▶ _WRITTEN REQUEST_
Copy out each line containing "type" from the entries below.

[Records]
=-=-=
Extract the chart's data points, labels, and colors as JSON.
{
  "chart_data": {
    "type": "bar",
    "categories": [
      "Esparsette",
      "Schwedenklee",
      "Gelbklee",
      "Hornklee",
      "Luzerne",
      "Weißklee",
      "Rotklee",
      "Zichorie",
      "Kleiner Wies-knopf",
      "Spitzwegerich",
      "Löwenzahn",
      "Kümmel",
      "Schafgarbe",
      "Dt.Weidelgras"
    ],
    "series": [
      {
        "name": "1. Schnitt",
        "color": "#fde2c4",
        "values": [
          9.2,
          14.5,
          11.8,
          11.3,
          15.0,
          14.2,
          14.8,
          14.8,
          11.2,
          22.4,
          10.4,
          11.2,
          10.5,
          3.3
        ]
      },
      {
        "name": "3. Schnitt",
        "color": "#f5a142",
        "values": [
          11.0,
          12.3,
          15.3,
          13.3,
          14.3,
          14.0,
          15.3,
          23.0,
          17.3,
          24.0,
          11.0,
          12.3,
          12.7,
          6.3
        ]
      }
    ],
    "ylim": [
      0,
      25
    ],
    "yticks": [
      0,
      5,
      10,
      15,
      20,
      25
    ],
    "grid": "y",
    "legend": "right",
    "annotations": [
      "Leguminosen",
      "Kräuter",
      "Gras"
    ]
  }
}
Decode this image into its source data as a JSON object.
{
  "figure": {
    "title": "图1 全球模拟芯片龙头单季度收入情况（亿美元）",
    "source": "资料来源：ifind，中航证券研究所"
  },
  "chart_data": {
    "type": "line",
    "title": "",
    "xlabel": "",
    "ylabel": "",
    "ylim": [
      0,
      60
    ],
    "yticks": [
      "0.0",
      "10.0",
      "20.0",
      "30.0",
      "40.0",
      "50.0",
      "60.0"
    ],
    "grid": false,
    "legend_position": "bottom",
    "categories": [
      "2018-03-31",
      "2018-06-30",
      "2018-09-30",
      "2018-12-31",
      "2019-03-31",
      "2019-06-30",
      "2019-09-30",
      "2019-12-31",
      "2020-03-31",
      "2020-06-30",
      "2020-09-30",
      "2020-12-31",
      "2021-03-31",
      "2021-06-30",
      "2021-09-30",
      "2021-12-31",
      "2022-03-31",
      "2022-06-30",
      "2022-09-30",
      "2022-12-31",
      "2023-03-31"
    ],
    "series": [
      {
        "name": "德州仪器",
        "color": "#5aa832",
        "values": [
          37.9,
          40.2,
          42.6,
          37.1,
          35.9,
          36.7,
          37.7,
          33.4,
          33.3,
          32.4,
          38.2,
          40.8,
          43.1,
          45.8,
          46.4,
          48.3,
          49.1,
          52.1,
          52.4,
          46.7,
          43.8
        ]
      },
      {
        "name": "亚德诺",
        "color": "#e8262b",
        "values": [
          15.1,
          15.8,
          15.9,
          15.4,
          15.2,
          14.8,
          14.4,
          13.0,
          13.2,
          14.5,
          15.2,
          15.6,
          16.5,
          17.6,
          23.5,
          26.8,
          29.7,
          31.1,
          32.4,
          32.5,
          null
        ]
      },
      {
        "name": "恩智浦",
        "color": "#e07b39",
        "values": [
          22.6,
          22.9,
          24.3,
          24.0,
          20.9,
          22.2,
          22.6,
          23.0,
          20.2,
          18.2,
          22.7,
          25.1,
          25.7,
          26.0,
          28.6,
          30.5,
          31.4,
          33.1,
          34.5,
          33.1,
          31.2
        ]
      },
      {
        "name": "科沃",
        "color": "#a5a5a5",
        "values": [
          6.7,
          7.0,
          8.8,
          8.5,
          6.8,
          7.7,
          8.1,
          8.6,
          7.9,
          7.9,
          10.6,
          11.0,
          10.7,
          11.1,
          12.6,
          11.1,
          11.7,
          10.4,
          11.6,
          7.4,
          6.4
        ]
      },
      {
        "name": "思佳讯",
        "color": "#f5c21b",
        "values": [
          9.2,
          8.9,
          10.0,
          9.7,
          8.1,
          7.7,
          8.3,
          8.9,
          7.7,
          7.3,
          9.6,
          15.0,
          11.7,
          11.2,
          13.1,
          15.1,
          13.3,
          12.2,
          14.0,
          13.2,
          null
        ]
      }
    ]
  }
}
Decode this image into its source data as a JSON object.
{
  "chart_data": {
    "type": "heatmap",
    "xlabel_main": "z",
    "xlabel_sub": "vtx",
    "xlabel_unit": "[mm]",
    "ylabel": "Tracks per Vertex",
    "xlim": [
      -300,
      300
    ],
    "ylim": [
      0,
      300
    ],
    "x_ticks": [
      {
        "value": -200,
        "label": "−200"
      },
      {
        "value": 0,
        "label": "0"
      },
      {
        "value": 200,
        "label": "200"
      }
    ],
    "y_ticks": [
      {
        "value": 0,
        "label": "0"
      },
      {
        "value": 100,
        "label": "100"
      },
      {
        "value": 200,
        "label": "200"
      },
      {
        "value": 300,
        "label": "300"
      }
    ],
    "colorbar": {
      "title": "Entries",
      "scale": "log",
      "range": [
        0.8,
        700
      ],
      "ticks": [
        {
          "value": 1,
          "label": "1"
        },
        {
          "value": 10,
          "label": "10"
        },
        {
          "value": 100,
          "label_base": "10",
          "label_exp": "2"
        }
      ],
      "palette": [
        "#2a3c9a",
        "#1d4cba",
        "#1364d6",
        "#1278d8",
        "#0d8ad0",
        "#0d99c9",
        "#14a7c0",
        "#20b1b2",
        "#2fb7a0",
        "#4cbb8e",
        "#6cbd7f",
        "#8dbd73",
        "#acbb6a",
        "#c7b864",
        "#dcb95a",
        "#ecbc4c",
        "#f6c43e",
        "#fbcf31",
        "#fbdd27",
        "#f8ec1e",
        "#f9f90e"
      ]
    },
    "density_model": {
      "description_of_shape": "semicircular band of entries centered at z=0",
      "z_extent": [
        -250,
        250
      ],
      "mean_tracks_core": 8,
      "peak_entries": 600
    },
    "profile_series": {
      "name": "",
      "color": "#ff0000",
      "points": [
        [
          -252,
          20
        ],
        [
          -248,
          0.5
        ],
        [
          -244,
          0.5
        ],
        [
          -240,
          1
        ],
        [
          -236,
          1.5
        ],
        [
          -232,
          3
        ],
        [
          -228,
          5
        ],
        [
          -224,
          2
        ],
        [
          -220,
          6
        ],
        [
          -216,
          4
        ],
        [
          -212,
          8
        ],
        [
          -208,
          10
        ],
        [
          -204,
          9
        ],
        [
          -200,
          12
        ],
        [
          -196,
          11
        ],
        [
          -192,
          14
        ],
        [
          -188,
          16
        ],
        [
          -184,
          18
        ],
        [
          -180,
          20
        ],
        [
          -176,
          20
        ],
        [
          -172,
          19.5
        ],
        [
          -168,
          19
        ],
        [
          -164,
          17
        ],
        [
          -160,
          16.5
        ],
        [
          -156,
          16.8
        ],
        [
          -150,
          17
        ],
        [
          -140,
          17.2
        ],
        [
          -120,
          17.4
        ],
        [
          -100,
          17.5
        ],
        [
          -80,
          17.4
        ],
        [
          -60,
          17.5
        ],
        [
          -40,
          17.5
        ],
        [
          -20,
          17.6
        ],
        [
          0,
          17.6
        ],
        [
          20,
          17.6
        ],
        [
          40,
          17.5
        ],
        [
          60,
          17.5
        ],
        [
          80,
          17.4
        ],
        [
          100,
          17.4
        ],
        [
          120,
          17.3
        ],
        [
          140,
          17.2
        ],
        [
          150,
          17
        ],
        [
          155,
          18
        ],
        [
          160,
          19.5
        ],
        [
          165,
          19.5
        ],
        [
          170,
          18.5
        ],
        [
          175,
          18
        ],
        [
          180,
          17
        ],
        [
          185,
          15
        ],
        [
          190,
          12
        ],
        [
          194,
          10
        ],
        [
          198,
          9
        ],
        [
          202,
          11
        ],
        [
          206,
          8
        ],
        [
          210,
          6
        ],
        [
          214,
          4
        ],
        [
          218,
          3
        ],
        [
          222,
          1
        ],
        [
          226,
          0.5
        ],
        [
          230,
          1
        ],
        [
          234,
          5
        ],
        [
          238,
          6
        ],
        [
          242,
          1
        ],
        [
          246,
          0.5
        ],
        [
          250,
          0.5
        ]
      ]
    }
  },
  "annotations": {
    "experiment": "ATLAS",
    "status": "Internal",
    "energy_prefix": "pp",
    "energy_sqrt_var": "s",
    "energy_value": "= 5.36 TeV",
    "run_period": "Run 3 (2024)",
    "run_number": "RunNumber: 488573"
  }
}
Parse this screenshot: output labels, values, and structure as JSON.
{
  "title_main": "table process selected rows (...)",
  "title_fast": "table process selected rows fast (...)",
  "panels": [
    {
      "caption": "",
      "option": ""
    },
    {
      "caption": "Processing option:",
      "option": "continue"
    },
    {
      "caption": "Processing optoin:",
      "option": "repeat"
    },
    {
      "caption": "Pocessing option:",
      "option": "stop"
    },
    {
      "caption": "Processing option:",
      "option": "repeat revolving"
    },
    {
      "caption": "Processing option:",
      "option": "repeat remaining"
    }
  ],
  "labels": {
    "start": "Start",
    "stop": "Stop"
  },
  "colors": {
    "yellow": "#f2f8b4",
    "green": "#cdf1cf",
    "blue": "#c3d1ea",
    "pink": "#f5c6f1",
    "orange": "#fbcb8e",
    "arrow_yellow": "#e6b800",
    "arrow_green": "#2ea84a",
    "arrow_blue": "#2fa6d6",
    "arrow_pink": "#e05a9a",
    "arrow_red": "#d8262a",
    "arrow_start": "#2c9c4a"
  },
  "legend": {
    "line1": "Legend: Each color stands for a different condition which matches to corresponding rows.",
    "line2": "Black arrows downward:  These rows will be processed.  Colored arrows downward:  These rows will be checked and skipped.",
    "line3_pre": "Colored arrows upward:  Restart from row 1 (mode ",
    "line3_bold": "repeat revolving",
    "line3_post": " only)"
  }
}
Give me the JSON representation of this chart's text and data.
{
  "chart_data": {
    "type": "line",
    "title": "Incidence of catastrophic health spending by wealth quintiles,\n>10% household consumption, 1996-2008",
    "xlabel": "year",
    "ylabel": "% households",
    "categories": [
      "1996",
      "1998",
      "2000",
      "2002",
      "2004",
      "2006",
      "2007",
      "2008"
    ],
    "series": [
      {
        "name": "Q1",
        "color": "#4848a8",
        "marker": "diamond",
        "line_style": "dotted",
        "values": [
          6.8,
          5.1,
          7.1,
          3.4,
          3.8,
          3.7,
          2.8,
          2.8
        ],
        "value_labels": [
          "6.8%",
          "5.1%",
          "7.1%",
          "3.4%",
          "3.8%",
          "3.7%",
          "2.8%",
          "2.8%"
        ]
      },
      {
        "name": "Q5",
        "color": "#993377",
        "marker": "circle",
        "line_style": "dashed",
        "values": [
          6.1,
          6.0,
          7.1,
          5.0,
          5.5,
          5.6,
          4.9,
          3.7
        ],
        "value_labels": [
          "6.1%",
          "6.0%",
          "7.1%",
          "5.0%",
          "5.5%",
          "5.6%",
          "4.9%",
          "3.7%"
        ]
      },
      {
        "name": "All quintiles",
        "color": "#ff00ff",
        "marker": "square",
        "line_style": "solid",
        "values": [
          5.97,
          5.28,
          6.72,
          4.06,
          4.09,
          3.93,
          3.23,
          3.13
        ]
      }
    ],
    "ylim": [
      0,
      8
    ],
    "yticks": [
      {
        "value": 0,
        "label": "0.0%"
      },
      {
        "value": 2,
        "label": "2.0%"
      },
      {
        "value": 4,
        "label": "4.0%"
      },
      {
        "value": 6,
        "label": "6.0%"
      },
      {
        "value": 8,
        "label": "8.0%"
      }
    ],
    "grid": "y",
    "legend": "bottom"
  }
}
=-=-=
▶ _RESPONSE BELOW_
    "type": "bar",
    "type": "line",
    "type": "heatmap",
    "type": "line",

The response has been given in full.